Scan the data below and pick out the lines containing the word "personnes".
>> start Dataset records
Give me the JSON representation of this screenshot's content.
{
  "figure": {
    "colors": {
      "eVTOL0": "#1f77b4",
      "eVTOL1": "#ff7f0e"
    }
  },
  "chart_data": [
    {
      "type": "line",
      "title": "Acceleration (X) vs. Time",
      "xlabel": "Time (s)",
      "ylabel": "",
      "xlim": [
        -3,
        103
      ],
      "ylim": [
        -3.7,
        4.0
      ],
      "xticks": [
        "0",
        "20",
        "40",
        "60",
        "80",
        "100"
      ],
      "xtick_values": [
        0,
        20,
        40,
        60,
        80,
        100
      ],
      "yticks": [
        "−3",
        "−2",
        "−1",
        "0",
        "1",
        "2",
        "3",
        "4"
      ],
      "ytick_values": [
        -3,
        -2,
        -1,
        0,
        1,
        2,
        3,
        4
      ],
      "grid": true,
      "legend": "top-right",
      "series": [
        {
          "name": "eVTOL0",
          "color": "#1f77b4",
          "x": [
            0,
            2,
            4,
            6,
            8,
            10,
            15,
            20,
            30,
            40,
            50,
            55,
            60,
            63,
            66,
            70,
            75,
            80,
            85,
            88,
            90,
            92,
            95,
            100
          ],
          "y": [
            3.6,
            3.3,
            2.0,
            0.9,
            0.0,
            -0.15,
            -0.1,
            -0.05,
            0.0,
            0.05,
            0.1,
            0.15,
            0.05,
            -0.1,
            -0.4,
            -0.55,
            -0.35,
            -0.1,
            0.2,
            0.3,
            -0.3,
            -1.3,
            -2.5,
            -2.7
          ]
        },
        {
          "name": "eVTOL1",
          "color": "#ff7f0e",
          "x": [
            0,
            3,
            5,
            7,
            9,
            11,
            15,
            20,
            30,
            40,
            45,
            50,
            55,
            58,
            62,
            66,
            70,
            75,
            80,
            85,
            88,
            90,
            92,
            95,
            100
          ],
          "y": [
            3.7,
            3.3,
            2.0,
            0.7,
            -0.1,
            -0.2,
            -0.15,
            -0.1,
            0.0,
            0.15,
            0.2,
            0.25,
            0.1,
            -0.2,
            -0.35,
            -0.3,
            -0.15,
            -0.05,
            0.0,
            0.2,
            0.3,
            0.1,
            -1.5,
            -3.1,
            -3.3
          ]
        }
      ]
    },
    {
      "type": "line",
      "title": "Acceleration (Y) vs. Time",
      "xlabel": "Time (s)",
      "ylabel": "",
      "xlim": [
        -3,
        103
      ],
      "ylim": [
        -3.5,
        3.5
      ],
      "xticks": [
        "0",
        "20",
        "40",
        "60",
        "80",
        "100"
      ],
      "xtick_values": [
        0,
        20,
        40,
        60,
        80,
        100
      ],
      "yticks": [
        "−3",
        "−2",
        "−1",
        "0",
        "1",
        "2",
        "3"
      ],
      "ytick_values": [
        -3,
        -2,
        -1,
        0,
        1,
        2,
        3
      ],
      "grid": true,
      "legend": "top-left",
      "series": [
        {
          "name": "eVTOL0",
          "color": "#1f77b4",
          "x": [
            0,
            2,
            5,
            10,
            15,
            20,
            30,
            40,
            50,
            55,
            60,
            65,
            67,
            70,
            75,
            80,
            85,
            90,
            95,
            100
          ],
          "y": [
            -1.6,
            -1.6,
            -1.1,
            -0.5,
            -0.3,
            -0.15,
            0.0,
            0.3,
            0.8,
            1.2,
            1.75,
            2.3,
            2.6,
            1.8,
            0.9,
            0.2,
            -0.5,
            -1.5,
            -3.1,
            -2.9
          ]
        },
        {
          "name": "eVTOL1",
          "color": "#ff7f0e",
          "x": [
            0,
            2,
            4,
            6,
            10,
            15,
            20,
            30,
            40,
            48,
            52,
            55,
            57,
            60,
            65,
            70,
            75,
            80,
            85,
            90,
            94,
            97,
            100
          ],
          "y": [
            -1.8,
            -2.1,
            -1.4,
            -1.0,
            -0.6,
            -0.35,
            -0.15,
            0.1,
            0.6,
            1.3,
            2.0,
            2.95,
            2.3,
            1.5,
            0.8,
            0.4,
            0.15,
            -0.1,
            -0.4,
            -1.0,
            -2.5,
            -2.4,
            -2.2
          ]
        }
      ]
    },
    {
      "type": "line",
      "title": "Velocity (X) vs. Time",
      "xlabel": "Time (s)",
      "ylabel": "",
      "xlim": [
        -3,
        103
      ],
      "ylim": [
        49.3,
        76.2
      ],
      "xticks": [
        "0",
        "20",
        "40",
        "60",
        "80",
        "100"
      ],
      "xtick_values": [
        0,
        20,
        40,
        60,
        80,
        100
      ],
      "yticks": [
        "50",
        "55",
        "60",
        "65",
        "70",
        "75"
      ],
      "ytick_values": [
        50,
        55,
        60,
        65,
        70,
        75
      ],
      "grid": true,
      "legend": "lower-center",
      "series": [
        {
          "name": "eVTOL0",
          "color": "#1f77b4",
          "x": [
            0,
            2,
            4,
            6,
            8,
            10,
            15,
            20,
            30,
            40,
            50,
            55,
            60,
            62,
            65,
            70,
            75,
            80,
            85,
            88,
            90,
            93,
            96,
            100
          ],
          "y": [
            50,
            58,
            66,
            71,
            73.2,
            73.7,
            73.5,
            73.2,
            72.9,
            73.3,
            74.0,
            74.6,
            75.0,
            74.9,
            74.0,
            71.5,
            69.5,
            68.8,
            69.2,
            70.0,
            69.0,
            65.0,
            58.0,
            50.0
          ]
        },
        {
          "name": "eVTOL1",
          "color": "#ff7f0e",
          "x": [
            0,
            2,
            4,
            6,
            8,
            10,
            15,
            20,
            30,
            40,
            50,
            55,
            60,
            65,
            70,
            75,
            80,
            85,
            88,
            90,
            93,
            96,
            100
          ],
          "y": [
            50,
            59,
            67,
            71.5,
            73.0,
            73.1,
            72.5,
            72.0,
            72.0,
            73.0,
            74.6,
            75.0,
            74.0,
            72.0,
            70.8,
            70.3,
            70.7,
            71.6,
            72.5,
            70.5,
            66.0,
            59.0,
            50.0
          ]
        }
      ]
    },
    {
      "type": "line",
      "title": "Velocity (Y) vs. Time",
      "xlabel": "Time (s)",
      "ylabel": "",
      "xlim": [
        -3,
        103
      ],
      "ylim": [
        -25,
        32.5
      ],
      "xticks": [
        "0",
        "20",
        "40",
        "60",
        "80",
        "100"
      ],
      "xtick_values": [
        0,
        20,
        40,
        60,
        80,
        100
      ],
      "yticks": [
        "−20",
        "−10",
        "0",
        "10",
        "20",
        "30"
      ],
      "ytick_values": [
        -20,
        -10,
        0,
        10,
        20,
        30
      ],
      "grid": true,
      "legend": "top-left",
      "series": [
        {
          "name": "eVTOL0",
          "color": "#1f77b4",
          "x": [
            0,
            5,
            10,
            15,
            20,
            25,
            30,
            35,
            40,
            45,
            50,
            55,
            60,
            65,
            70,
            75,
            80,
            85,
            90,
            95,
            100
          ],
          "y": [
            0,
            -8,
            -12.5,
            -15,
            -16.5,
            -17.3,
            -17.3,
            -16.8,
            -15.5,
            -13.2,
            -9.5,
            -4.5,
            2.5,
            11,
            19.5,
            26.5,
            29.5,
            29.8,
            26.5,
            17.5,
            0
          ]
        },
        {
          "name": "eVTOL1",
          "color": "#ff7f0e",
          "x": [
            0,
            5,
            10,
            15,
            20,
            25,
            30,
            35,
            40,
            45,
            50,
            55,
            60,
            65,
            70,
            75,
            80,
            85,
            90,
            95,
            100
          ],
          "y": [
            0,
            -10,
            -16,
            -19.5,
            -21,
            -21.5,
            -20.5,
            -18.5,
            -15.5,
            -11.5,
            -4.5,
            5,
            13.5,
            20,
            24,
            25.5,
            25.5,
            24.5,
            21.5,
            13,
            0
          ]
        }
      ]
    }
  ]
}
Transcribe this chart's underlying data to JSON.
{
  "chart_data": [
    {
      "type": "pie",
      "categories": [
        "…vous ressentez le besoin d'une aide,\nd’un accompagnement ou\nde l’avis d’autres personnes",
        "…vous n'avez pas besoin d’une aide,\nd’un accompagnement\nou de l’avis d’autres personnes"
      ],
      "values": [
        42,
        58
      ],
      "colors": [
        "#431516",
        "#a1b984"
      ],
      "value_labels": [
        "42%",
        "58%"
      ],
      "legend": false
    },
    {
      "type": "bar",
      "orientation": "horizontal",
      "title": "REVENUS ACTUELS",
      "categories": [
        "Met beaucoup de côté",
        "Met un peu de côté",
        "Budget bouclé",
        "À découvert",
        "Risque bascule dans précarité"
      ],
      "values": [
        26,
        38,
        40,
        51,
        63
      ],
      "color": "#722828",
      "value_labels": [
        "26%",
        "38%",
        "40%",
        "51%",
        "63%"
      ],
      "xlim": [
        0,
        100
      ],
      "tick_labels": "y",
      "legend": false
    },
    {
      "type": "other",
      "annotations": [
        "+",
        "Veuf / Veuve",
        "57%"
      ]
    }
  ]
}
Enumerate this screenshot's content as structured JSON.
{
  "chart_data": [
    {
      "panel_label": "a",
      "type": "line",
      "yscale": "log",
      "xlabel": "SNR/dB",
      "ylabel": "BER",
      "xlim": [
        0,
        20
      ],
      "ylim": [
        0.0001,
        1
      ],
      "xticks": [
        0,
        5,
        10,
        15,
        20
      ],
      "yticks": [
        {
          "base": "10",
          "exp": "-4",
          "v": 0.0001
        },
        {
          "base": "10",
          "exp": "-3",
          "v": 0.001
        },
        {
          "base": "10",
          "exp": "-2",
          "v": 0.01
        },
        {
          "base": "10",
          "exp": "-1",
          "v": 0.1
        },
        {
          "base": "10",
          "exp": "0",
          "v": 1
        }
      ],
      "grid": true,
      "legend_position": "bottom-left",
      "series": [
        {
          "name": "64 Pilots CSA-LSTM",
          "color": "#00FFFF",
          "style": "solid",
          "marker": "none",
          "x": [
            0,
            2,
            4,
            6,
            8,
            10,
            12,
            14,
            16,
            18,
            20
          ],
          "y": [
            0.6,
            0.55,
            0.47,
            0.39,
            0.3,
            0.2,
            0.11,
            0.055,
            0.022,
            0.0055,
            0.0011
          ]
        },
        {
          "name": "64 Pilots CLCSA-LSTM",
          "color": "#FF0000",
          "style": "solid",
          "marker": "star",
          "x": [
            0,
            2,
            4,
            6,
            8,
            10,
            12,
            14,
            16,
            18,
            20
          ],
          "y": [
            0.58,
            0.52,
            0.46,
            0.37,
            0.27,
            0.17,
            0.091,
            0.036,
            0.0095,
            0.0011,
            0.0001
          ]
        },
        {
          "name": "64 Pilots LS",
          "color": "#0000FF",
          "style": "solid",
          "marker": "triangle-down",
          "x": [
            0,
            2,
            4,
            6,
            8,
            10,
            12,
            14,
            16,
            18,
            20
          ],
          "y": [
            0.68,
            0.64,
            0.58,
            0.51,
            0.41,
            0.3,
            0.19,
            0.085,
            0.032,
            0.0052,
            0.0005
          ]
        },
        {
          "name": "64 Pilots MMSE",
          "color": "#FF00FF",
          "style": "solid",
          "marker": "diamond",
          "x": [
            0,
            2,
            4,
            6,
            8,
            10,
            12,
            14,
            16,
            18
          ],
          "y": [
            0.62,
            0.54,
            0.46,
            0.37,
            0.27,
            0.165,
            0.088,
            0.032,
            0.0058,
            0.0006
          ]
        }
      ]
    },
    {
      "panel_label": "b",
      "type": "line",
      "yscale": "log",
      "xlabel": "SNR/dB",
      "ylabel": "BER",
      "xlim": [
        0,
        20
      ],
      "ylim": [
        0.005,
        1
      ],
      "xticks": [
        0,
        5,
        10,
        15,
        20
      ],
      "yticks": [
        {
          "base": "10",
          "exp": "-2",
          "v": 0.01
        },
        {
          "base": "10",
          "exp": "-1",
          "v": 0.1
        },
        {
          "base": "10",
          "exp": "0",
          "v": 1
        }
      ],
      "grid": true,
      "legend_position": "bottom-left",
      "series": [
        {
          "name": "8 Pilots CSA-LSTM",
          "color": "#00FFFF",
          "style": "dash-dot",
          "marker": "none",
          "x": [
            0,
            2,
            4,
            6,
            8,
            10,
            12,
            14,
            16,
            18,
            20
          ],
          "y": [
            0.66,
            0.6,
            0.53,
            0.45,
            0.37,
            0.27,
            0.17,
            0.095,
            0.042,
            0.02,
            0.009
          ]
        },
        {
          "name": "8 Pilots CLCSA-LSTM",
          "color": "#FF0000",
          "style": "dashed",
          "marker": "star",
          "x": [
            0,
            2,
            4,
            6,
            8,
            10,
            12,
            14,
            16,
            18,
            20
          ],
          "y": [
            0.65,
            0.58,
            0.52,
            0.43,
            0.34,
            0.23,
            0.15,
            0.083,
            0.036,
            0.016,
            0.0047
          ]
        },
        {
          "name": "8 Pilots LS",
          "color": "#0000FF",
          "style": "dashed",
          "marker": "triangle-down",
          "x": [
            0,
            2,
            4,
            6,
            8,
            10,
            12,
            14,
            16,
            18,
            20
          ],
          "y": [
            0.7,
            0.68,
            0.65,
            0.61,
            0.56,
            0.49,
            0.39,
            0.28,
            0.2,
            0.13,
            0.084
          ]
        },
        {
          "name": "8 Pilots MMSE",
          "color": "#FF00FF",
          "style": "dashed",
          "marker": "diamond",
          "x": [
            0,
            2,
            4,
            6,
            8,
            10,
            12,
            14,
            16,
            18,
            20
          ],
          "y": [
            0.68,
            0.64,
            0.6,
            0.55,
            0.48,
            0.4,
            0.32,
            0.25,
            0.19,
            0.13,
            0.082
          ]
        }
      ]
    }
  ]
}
>> end Dataset records
*Response*.
        "…vous ressentez le besoin d'une aide,\nd’un accompagnement ou\nde l’avis d’autres personnes",
        "…vous n'avez pas besoin d’une aide,\nd’un accompagnement\nou de l’avis d’autres personnes"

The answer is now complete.